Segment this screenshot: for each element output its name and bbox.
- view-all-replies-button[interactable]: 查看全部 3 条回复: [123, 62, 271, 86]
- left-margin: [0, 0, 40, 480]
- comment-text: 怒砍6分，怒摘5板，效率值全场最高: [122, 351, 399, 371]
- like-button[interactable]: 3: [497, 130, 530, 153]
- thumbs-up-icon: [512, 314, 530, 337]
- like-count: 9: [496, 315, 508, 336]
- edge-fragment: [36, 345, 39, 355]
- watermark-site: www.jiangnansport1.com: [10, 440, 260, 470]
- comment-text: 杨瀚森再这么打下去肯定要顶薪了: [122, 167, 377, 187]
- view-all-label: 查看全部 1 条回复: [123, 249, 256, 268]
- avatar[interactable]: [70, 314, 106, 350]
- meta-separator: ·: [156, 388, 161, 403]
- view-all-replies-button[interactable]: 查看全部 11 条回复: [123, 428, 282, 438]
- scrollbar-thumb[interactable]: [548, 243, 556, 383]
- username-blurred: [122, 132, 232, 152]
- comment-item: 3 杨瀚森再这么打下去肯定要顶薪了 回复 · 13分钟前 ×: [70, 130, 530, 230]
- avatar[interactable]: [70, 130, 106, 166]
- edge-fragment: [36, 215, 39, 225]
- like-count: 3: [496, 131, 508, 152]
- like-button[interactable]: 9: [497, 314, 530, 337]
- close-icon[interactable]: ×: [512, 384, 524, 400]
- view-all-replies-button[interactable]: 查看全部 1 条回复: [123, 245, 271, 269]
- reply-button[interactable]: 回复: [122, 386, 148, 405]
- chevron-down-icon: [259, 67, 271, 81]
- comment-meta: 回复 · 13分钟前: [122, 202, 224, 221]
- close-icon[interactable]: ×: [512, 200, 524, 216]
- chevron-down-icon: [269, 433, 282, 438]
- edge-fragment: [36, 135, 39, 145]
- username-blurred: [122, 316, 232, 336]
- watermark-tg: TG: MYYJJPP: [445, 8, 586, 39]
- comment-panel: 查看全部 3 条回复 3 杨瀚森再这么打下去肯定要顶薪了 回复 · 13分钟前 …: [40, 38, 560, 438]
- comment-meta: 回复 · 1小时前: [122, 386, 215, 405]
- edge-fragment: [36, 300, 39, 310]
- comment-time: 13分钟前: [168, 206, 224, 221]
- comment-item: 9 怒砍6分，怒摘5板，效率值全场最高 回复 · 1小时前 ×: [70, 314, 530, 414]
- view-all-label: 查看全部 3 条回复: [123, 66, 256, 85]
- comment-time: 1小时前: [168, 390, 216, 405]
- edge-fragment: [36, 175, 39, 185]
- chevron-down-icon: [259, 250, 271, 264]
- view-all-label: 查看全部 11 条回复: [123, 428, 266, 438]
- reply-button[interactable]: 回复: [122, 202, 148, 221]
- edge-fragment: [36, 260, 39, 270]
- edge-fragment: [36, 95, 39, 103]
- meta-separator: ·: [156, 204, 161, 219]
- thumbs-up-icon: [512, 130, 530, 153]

=== The request ===
Give the items as a numbered list with blank lines left out, starting at the beginning of the items and ending at the line containing "- like-count: 3: [496, 131, 508, 152]", both ends included.

=== Exercise result ===
1. Segment this screenshot: for each element output its name and bbox.
2. - view-all-replies-button[interactable]: 查看全部 3 条回复: [123, 62, 271, 86]
3. - left-margin: [0, 0, 40, 480]
4. - comment-text: 怒砍6分，怒摘5板，效率值全场最高: [122, 351, 399, 371]
5. - like-button[interactable]: 3: [497, 130, 530, 153]
6. - thumbs-up-icon: [512, 314, 530, 337]
7. - like-count: 9: [496, 315, 508, 336]
8. - edge-fragment: [36, 345, 39, 355]
9. - watermark-site: www.jiangnansport1.com: [10, 440, 260, 470]
10. - comment-text: 杨瀚森再这么打下去肯定要顶薪了: [122, 167, 377, 187]
11. - view-all-label: 查看全部 1 条回复: [123, 249, 256, 268]
12. - avatar[interactable]: [70, 314, 106, 350]
13. - meta-separator: ·: [156, 388, 161, 403]
14. - view-all-replies-button[interactable]: 查看全部 11 条回复: [123, 428, 282, 438]
15. - scrollbar-thumb[interactable]: [548, 243, 556, 383]
16. - username-blurred: [122, 132, 232, 152]
17. - comment-item: 3 杨瀚森再这么打下去肯定要顶薪了 回复 · 13分钟前 ×: [70, 130, 530, 230]
18. - avatar[interactable]: [70, 130, 106, 166]
19. - edge-fragment: [36, 215, 39, 225]
20. - like-count: 3: [496, 131, 508, 152]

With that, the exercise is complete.